**What to work on**
Print all the data, keeping every line exactly as it is.

======== Records supplied

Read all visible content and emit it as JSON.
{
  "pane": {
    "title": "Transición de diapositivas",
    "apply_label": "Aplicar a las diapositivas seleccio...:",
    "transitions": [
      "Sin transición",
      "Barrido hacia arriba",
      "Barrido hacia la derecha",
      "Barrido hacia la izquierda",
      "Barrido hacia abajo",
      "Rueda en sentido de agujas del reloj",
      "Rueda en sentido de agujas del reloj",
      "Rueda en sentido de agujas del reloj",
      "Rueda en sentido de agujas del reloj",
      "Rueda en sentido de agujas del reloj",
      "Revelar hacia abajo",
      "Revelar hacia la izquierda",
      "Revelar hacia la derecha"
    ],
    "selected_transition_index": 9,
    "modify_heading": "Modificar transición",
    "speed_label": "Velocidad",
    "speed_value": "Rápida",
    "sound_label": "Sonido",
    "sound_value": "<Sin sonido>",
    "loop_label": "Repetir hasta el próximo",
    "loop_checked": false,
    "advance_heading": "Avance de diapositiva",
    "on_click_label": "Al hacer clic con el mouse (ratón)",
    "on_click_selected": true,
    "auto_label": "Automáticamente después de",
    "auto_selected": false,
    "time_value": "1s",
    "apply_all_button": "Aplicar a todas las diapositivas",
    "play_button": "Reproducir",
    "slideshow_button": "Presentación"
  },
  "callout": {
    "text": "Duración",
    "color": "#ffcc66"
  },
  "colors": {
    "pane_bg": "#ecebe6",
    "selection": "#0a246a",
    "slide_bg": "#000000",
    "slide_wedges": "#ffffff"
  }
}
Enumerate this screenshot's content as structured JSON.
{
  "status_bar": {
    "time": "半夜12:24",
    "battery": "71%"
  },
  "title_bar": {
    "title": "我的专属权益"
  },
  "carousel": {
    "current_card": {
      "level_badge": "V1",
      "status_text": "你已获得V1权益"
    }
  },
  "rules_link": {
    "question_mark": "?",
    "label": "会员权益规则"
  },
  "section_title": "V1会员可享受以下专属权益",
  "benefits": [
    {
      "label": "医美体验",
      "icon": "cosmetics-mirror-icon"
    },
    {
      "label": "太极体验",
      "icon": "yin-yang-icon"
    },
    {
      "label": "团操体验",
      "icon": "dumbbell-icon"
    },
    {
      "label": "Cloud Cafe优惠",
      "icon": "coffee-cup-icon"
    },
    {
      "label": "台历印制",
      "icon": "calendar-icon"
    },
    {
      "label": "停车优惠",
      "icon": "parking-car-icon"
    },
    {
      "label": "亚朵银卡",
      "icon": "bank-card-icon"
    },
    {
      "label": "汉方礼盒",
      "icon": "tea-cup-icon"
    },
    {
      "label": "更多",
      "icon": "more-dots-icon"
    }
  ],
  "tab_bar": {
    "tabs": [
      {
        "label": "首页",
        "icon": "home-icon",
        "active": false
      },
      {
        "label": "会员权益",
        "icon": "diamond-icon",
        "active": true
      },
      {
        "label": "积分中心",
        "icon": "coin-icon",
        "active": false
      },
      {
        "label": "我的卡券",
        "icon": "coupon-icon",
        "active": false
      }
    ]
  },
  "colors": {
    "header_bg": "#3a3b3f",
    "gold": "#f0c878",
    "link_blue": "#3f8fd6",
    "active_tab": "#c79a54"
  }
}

================

**Response to the task**
Read all visible content and emit it as JSON.
{
  "pane": {
    "title": "Transición de diapositivas",
    "apply_label": "Aplicar a las diapositivas seleccio...:",
    "transitions": [
      "Sin transición",
      "Barrido hacia arriba",
      "Barrido hacia la derecha",
      "Barrido hacia la izquierda",
      "Barrido hacia abajo",
      "Rueda en sentido de agujas del reloj",
      "Rueda en sentido de agujas del reloj",
      "Rueda en sentido de agujas del reloj",
      "Rueda en sentido de agujas del reloj",
      "Rueda en sentido de agujas del reloj",
      "Revelar hacia abajo",
      "Revelar hacia la izquierda",
      "Revelar hacia la derecha"
    ],
    "selected_transition_index": 9,
    "modify_heading": "Modificar transición",
    "speed_label": "Velocidad",
    "speed_value": "Rápida",
    "sound_label": "Sonido",
    "sound_value": "<Sin sonido>",
    "loop_label": "Repetir hasta el próximo",
    "loop_checked": false,
    "advance_heading": "Avance de diapositiva",
    "on_click_label": "Al hacer clic con el mouse (ratón)",
    "on_click_selected": true,
    "auto_label": "Automáticamente después de",
    "auto_selected": false,
    "time_value": "1s",
    "apply_all_button": "Aplicar a todas las diapositivas",
    "play_button": "Reproducir",
    "slideshow_button": "Presentación"
  },
  "callout": {
    "text": "Duración",
    "color": "#ffcc66"
  },
  "colors": {
    "pane_bg": "#ecebe6",
    "selection": "#0a246a",
    "slide_bg": "#000000",
    "slide_wedges": "#ffffff"
  }
}
Enumerate this screenshot's content as structured JSON.
{
  "status_bar": {
    "time": "半夜12:24",
    "battery": "71%"
  },
  "title_bar": {
    "title": "我的专属权益"
  },
  "carousel": {
    "current_card": {
      "level_badge": "V1",
      "status_text": "你已获得V1权益"
    }
  },
  "rules_link": {
    "question_mark": "?",
    "label": "会员权益规则"
  },
  "section_title": "V1会员可享受以下专属权益",
  "benefits": [
    {
      "label": "医美体验",
      "icon": "cosmetics-mirror-icon"
    },
    {
      "label": "太极体验",
      "icon": "yin-yang-icon"
    },
    {
      "label": "团操体验",
      "icon": "dumbbell-icon"
    },
    {
      "label": "Cloud Cafe优惠",
      "icon": "coffee-cup-icon"
    },
    {
      "label": "台历印制",
      "icon": "calendar-icon"
    },
    {
      "label": "停车优惠",
      "icon": "parking-car-icon"
    },
    {
      "label": "亚朵银卡",
      "icon": "bank-card-icon"
    },
    {
      "label": "汉方礼盒",
      "icon": "tea-cup-icon"
    },
    {
      "label": "更多",
      "icon": "more-dots-icon"
    }
  ],
  "tab_bar": {
    "tabs": [
      {
        "label": "首页",
        "icon": "home-icon",
        "active": false
      },
      {
        "label": "会员权益",
        "icon": "diamond-icon",
        "active": true
      },
      {
        "label": "积分中心",
        "icon": "coin-icon",
        "active": false
      },
      {
        "label": "我的卡券",
        "icon": "coupon-icon",
        "active": false
      }
    ]
  },
  "colors": {
    "header_bg": "#3a3b3f",
    "gold": "#f0c878",
    "link_blue": "#3f8fd6",
    "active_tab": "#c79a54"
  }
}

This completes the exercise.